[Rows from a dataset]
^^^^

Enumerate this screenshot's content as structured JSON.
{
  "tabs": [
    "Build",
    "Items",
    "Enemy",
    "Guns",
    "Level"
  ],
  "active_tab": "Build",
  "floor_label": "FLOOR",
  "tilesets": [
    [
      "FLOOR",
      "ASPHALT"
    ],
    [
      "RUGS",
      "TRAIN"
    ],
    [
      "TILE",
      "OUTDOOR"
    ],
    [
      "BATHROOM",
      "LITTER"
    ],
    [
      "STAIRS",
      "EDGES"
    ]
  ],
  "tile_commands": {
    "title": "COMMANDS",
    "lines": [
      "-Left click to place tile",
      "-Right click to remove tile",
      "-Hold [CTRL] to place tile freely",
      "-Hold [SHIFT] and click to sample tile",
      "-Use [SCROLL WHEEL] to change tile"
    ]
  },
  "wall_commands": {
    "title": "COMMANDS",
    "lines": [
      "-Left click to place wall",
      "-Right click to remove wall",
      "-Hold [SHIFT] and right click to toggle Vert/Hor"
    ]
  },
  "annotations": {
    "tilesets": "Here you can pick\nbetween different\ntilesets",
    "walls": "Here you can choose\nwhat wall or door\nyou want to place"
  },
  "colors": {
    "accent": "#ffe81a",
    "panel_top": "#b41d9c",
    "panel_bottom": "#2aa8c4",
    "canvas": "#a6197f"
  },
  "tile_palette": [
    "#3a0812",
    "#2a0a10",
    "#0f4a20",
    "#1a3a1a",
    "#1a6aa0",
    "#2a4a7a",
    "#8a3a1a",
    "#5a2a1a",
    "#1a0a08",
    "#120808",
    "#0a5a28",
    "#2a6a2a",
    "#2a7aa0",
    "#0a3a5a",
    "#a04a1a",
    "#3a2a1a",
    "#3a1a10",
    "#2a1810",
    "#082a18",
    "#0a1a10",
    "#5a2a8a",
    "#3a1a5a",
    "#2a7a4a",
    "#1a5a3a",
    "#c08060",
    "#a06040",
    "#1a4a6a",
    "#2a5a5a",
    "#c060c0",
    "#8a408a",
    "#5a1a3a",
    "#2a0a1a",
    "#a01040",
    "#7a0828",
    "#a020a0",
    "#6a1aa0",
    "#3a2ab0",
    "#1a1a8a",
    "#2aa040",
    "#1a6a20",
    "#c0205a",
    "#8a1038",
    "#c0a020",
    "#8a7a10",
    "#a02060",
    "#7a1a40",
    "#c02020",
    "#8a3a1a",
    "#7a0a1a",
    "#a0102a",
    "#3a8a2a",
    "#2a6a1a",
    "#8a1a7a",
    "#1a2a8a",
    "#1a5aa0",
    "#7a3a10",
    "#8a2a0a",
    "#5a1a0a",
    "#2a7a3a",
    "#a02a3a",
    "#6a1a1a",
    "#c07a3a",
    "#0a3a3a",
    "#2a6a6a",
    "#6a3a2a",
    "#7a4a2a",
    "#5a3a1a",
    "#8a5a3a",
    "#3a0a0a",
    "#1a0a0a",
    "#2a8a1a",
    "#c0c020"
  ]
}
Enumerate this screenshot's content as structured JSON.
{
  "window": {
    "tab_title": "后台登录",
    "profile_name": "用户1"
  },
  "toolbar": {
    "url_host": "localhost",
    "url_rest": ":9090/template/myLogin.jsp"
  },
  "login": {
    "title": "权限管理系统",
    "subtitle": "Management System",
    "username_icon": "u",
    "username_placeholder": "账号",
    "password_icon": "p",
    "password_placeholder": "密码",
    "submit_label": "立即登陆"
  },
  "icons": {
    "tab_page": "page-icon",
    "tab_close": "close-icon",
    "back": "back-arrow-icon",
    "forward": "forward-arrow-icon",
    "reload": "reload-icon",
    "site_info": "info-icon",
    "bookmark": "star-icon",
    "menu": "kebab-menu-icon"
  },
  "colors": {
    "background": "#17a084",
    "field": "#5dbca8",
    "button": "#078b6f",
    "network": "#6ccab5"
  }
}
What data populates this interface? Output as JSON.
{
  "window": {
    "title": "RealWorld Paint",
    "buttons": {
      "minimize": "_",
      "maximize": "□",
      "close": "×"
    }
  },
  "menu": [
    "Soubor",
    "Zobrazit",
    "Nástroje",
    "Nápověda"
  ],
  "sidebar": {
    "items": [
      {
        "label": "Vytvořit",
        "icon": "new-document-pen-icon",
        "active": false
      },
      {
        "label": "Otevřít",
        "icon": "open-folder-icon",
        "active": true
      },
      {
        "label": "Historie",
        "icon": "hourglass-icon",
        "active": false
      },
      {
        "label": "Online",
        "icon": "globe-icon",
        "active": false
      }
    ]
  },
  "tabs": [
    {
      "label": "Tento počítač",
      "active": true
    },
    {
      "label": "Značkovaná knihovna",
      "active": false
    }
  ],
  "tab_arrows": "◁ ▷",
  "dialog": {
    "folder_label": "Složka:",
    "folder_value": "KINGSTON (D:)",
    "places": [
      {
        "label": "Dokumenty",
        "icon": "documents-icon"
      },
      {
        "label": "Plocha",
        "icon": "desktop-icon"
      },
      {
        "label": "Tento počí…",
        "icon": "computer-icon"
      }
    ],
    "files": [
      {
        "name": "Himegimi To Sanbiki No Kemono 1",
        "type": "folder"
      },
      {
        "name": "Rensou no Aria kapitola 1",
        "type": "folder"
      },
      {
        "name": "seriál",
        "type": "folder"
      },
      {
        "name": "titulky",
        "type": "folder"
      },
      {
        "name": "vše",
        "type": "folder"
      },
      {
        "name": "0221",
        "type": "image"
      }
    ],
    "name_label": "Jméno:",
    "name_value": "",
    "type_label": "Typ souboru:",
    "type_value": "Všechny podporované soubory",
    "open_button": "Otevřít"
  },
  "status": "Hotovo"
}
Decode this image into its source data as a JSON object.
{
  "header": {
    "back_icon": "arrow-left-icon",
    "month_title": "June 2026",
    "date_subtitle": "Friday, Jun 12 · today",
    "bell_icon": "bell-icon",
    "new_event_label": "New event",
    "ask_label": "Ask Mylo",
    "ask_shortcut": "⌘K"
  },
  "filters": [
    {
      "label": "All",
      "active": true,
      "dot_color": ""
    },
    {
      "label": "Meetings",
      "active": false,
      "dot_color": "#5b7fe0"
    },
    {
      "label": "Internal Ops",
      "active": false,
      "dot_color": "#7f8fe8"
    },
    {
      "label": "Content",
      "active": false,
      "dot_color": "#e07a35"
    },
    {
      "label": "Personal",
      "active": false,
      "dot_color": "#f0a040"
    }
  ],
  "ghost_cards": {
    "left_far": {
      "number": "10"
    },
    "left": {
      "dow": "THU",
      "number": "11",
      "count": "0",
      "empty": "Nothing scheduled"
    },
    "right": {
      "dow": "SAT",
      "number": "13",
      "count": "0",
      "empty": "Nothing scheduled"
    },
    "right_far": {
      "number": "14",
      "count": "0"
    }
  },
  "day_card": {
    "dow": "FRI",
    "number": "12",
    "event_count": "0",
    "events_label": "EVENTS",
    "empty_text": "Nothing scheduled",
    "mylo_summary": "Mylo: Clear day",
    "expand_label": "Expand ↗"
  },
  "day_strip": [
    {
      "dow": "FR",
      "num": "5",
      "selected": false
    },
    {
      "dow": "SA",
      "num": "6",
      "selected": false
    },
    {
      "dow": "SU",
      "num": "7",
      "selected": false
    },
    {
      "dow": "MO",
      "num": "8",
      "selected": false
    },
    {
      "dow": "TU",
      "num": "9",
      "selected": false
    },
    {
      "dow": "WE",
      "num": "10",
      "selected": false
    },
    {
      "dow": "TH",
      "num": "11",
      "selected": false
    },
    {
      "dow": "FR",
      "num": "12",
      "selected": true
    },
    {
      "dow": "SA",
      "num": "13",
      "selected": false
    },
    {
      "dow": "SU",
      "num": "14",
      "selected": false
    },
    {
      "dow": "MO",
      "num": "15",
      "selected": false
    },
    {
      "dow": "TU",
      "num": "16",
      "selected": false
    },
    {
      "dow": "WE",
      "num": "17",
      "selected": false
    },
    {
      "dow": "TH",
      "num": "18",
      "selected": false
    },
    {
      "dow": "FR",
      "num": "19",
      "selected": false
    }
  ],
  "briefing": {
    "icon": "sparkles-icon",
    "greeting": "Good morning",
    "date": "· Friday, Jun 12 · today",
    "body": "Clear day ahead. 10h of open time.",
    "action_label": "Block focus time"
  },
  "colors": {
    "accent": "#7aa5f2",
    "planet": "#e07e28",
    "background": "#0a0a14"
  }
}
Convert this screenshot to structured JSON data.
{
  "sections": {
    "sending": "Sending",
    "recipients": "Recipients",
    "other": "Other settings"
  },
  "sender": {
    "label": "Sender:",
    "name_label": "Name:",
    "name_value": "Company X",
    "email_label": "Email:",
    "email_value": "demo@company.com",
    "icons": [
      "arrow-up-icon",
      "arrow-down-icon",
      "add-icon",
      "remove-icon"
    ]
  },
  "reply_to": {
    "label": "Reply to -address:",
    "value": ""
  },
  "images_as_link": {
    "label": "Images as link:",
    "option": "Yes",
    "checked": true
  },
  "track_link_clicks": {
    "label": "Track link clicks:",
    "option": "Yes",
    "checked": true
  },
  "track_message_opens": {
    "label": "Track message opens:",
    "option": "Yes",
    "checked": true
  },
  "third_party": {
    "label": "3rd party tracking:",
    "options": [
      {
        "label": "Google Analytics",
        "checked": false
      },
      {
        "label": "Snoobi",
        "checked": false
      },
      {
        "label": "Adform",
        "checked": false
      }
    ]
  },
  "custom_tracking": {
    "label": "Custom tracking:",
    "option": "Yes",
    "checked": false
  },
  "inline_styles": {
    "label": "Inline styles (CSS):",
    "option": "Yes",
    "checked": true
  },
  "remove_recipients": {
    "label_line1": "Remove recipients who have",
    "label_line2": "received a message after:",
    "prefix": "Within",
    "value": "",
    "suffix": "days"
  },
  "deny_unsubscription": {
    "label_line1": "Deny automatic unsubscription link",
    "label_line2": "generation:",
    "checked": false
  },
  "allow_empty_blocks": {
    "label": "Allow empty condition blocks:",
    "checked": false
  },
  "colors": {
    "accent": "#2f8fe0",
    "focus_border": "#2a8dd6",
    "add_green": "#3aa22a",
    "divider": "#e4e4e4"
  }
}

^^^^

• [Description of the task] Please quote exactly the lines from the one containing "Convert this screenshot" through the last line of the records above, both included, and nothing else.

• [Final result]
Convert this screenshot to structured JSON data.
{
  "sections": {
    "sending": "Sending",
    "recipients": "Recipients",
    "other": "Other settings"
  },
  "sender": {
    "label": "Sender:",
    "name_label": "Name:",
    "name_value": "Company X",
    "email_label": "Email:",
    "email_value": "demo@company.com",
    "icons": [
      "arrow-up-icon",
      "arrow-down-icon",
      "add-icon",
      "remove-icon"
    ]
  },
  "reply_to": {
    "label": "Reply to -address:",
    "value": ""
  },
  "images_as_link": {
    "label": "Images as link:",
    "option": "Yes",
    "checked": true
  },
  "track_link_clicks": {
    "label": "Track link clicks:",
    "option": "Yes",
    "checked": true
  },
  "track_message_opens": {
    "label": "Track message opens:",
    "option": "Yes",
    "checked": true
  },
  "third_party": {
    "label": "3rd party tracking:",
    "options": [
      {
        "label": "Google Analytics",
        "checked": false
      },
      {
        "label": "Snoobi",
        "checked": false
      },
      {
        "label": "Adform",
        "checked": false
      }
    ]
  },
  "custom_tracking": {
    "label": "Custom tracking:",
    "option": "Yes",
    "checked": false
  },
  "inline_styles": {
    "label": "Inline styles (CSS):",
    "option": "Yes",
    "checked": true
  },
  "remove_recipients": {
    "label_line1": "Remove recipients who have",
    "label_line2": "received a message after:",
    "prefix": "Within",
    "value": "",
    "suffix": "days"
  },
  "deny_unsubscription": {
    "label_line1": "Deny automatic unsubscription link",
    "label_line2": "generation:",
    "checked": false
  },
  "allow_empty_blocks": {
    "label": "Allow empty condition blocks:",
    "checked": false
  },
  "colors": {
    "accent": "#2f8fe0",
    "focus_border": "#2a8dd6",
    "add_green": "#3aa22a",
    "divider": "#e4e4e4"
  }
}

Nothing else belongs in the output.